What the task requires -
Filter the records below down to lines containing "Filer".

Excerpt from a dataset
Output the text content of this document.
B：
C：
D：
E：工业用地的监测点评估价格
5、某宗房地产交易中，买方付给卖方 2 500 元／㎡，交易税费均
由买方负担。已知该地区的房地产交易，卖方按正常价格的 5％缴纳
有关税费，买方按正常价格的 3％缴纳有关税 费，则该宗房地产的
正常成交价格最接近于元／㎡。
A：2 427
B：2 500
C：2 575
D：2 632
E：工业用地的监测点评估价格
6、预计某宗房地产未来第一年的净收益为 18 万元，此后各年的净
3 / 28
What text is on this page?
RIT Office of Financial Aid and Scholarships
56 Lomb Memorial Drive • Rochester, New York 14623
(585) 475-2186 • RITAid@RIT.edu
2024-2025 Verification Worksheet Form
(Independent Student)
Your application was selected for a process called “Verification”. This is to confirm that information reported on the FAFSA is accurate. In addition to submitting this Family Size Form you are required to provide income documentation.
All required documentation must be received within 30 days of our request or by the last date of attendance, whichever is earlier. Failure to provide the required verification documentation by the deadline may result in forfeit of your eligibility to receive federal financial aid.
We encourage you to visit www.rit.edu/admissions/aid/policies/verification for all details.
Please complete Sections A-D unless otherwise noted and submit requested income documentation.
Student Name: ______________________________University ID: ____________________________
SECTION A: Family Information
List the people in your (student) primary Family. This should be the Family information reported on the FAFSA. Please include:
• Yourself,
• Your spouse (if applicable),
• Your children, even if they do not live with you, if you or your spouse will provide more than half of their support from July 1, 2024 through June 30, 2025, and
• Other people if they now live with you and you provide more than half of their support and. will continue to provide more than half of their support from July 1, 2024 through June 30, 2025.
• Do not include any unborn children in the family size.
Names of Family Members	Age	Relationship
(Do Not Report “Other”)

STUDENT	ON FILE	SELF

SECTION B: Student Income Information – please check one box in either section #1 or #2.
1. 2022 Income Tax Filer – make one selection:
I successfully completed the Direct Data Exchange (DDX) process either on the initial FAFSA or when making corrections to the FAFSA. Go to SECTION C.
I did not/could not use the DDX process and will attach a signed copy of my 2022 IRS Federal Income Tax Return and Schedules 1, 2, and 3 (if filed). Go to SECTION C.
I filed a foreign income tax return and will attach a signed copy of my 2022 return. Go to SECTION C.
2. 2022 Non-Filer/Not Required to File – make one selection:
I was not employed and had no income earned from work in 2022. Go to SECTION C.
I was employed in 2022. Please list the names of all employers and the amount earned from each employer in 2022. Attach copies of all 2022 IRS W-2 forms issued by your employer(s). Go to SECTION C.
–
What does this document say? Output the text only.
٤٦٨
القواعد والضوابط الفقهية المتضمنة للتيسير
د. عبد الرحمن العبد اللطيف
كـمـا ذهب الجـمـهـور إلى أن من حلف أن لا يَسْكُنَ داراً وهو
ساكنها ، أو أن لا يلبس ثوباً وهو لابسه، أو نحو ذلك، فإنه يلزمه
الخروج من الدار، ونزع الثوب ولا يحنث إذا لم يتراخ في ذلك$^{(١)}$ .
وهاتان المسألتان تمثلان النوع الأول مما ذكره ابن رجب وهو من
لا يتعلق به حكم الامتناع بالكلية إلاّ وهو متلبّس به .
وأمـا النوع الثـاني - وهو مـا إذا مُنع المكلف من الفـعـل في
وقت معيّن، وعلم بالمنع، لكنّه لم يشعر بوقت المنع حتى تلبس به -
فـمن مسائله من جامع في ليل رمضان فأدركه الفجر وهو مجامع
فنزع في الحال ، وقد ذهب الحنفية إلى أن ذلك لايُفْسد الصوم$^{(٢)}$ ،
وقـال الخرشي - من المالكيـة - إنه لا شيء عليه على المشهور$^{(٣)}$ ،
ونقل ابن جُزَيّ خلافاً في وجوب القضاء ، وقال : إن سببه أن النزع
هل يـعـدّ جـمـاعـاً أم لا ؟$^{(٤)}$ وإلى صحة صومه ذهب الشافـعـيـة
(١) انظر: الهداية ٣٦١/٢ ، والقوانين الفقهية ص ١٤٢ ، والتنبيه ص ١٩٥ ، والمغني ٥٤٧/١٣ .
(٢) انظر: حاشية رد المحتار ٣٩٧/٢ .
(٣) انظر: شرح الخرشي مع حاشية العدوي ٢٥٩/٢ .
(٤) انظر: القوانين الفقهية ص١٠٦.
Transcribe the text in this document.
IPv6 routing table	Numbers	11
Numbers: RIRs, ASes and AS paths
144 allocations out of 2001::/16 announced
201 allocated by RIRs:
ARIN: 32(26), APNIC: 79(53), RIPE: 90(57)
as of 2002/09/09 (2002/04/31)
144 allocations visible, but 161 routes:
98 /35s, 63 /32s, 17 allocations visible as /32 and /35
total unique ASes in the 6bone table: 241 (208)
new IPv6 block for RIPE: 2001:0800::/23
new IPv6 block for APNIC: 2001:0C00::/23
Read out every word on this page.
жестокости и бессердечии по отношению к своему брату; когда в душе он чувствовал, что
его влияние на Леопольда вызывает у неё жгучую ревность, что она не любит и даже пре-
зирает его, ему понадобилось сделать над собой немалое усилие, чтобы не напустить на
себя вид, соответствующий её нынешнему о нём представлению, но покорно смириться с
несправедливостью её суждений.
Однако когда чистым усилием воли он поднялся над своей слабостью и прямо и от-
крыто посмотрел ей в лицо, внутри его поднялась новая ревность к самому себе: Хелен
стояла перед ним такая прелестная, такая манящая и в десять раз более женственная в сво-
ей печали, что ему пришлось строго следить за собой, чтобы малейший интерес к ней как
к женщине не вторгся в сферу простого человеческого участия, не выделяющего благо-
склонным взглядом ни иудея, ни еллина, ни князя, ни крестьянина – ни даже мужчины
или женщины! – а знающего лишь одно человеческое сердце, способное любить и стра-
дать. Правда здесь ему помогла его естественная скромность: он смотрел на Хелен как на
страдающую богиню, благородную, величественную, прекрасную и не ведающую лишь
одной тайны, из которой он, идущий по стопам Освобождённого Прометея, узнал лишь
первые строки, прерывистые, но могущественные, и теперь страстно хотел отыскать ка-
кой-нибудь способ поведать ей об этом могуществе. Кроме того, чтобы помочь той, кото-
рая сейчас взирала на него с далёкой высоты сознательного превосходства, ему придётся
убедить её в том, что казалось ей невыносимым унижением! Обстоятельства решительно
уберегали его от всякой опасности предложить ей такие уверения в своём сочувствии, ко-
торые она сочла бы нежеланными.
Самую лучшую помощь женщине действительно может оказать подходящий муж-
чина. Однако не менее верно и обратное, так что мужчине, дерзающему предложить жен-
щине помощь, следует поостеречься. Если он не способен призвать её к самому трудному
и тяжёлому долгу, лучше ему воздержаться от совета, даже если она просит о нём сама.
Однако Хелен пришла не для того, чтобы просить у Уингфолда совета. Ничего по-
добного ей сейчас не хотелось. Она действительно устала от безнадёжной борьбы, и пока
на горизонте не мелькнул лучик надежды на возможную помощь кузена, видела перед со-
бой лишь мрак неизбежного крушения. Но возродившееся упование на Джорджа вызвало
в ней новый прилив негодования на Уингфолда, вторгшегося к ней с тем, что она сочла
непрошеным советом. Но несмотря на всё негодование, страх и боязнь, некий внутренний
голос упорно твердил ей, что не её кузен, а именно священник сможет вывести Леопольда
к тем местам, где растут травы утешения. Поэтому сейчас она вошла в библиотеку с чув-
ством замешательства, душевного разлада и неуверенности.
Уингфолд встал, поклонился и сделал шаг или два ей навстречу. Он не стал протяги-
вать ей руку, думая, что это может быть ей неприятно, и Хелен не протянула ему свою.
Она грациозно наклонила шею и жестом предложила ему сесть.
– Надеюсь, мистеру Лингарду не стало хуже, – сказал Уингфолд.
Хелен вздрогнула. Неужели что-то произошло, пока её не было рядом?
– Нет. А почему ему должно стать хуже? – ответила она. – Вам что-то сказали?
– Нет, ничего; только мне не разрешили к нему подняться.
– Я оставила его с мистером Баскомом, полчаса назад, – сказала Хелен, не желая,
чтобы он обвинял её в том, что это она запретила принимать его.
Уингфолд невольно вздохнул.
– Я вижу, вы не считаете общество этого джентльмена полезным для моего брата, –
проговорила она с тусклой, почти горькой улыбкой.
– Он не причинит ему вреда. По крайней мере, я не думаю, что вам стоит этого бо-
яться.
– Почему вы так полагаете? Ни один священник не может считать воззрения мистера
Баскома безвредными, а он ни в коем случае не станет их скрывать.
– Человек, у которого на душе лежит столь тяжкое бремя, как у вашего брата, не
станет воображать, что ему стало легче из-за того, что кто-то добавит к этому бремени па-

Finished answer -
1. 2022 Income Tax Filer – make one selection:
2. 2022 Non-Filer/Not Required to File – make one selection:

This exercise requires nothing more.